| WORK REQUIRED |
All the entries need to be quoted exactly, apart from the pictures, which you should drop.

| Dataset entries on figures |

***

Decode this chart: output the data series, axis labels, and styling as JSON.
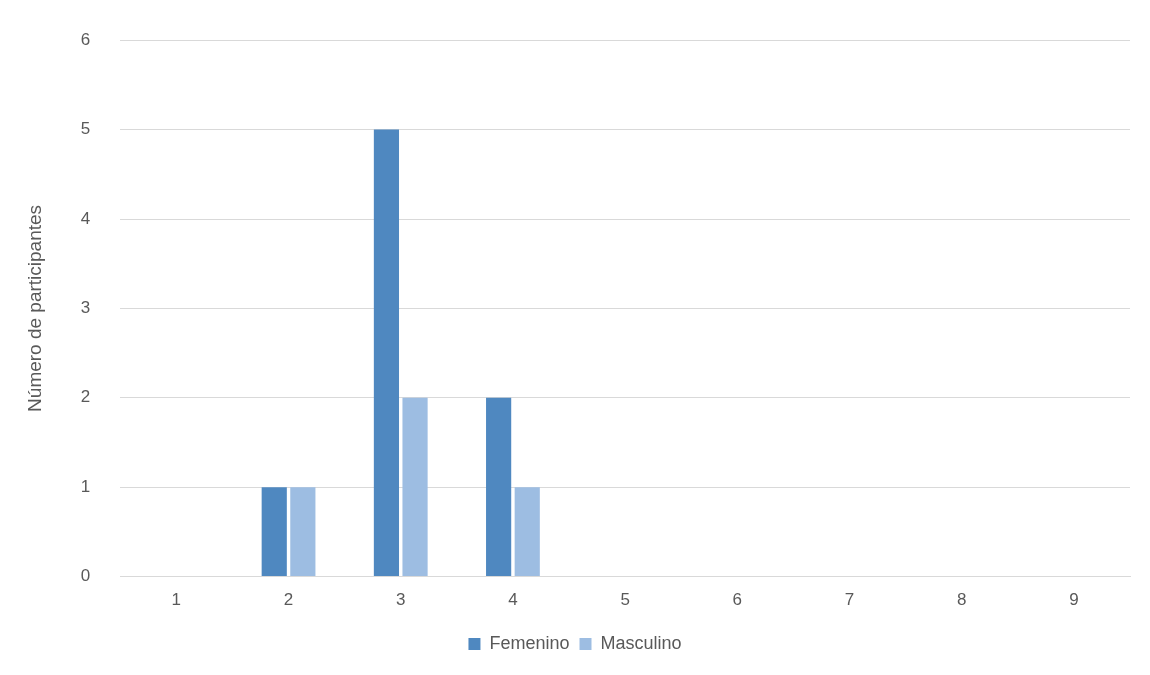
{
  "chart_data": {
    "type": "bar",
    "ylabel": "Número de participantes",
    "categories": [
      "1",
      "2",
      "3",
      "4",
      "5",
      "6",
      "7",
      "8",
      "9"
    ],
    "series": [
      {
        "name": "Femenino",
        "color": "#4f88c0",
        "values": [
          0,
          1,
          5,
          2,
          0,
          0,
          0,
          0,
          0
        ]
      },
      {
        "name": "Masculino",
        "color": "#9dbde2",
        "values": [
          0,
          1,
          2,
          1,
          0,
          0,
          0,
          0,
          0
        ]
      }
    ],
    "ylim": [
      0,
      6
    ],
    "yticks": [
      0,
      1,
      2,
      3,
      4,
      5,
      6
    ],
    "grid": "y",
    "legend": "bottom"
  }
}
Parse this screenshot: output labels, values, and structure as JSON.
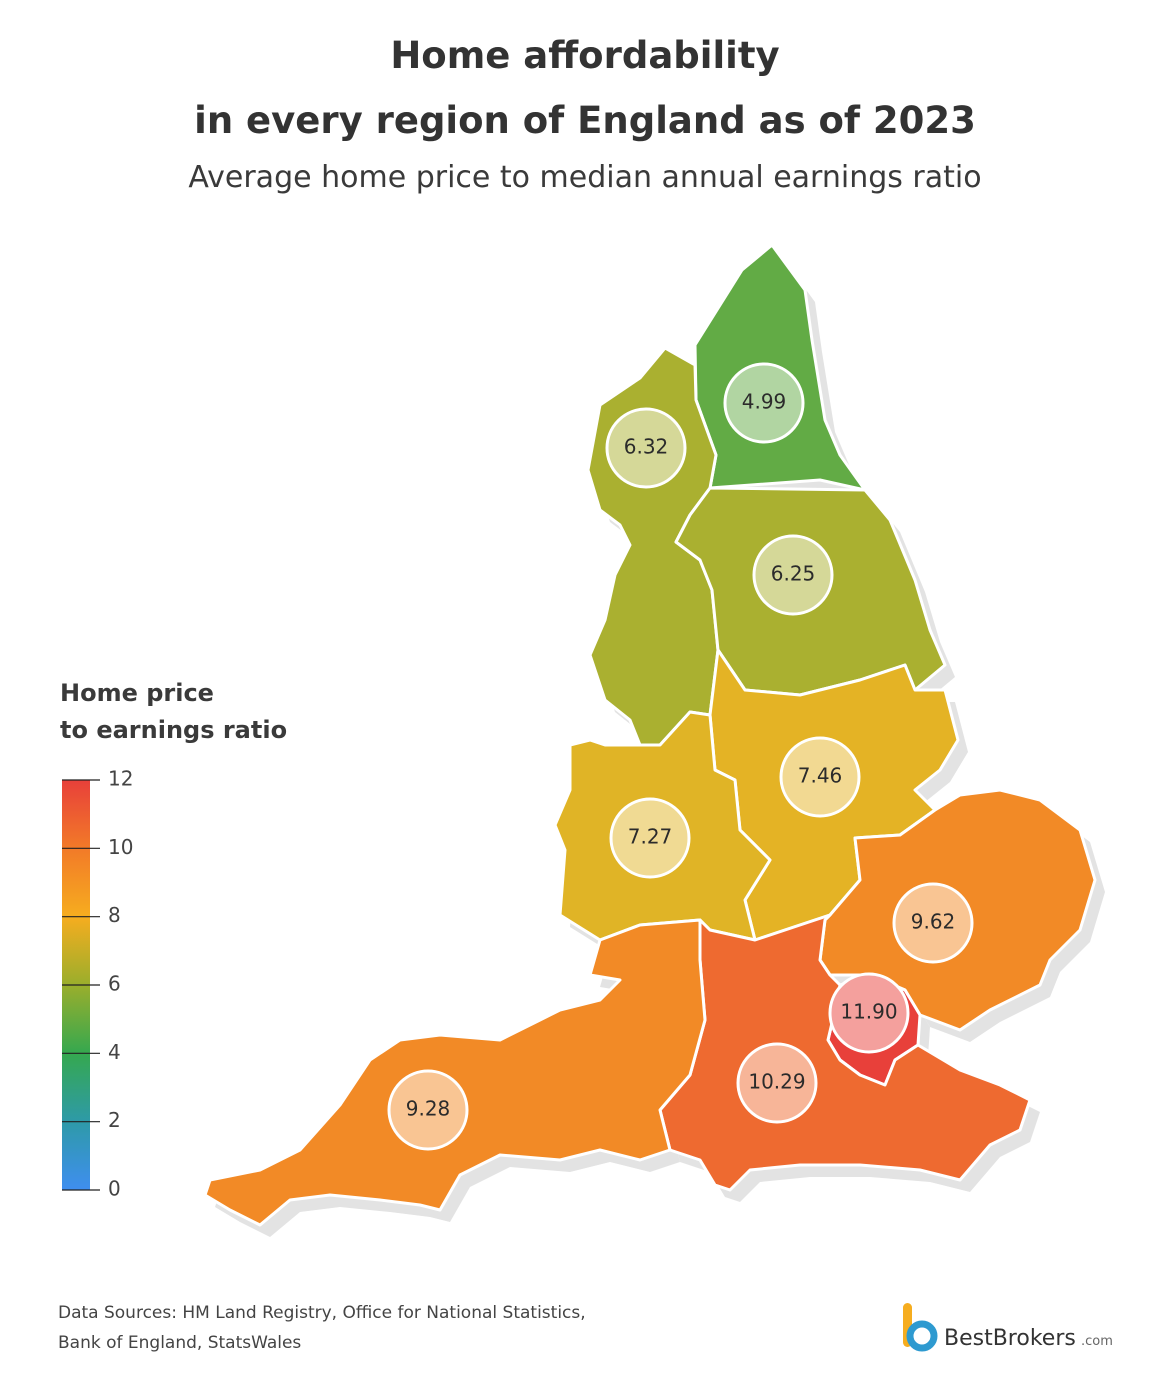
{
  "chart_data": {
    "type": "choropleth",
    "title": [
      "Home affordability",
      "in every region of England as of 2023"
    ],
    "subtitle": "Average home price to median annual earnings ratio",
    "legend_title": [
      "Home price",
      "to earnings ratio"
    ],
    "ylim": [
      0,
      12
    ],
    "yticks": [
      0,
      2,
      4,
      6,
      8,
      10,
      12
    ],
    "scale_colors": [
      "#3f8ef0",
      "#2e9aa8",
      "#35a84f",
      "#9aae2c",
      "#f6ad1f",
      "#f27a28",
      "#e8403a"
    ],
    "values": [
      4.99,
      6.32,
      6.25,
      7.46,
      7.27,
      9.62,
      11.9,
      10.29,
      9.28
    ],
    "value_labels": [
      "4.99",
      "6.32",
      "6.25",
      "7.46",
      "7.27",
      "9.62",
      "11.90",
      "10.29",
      "9.28"
    ],
    "colors": [
      "#62ab45",
      "#aab030",
      "#aab030",
      "#e4b325",
      "#e0b426",
      "#f28a26",
      "#e8403a",
      "#ee6a30",
      "#f28a26"
    ],
    "sources": [
      "Data Sources: HM Land Registry, Office for National Statistics,",
      "Bank of England, StatsWales"
    ],
    "brand": "BestBrokers",
    "brand_suffix": ".com"
  }
}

***

| THE ANSWER |
Decode this chart: output the data series, axis labels, and styling as JSON.
{
  "chart_data": {
    "type": "bar",
    "ylabel": "Número de participantes",
    "categories": [
      "1",
      "2",
      "3",
      "4",
      "5",
      "6",
      "7",
      "8",
      "9"
    ],
    "series": [
      {
        "name": "Femenino",
        "color": "#4f88c0",
        "values": [
          0,
          1,
          5,
          2,
          0,
          0,
          0,
          0,
          0
        ]
      },
      {
        "name": "Masculino",
        "color": "#9dbde2",
        "values": [
          0,
          1,
          2,
          1,
          0,
          0,
          0,
          0,
          0
        ]
      }
    ],
    "ylim": [
      0,
      6
    ],
    "yticks": [
      0,
      1,
      2,
      3,
      4,
      5,
      6
    ],
    "grid": "y",
    "legend": "bottom"
  }
}
Parse this screenshot: output labels, values, and structure as JSON.
{
  "chart_data": {
    "type": "choropleth",
    "title": [
      "Home affordability",
      "in every region of England as of 2023"
    ],
    "subtitle": "Average home price to median annual earnings ratio",
    "legend_title": [
      "Home price",
      "to earnings ratio"
    ],
    "ylim": [
      0,
      12
    ],
    "yticks": [
      0,
      2,
      4,
      6,
      8,
      10,
      12
    ],
    "scale_colors": [
      "#3f8ef0",
      "#2e9aa8",
      "#35a84f",
      "#9aae2c",
      "#f6ad1f",
      "#f27a28",
      "#e8403a"
    ],
    "values": [
      4.99,
      6.32,
      6.25,
      7.46,
      7.27,
      9.62,
      11.9,
      10.29,
      9.28
    ],
    "value_labels": [
      "4.99",
      "6.32",
      "6.25",
      "7.46",
      "7.27",
      "9.62",
      "11.90",
      "10.29",
      "9.28"
    ],
    "colors": [
      "#62ab45",
      "#aab030",
      "#aab030",
      "#e4b325",
      "#e0b426",
      "#f28a26",
      "#e8403a",
      "#ee6a30",
      "#f28a26"
    ],
    "sources": [
      "Data Sources: HM Land Registry, Office for National Statistics,",
      "Bank of England, StatsWales"
    ],
    "brand": "BestBrokers",
    "brand_suffix": ".com"
  }
}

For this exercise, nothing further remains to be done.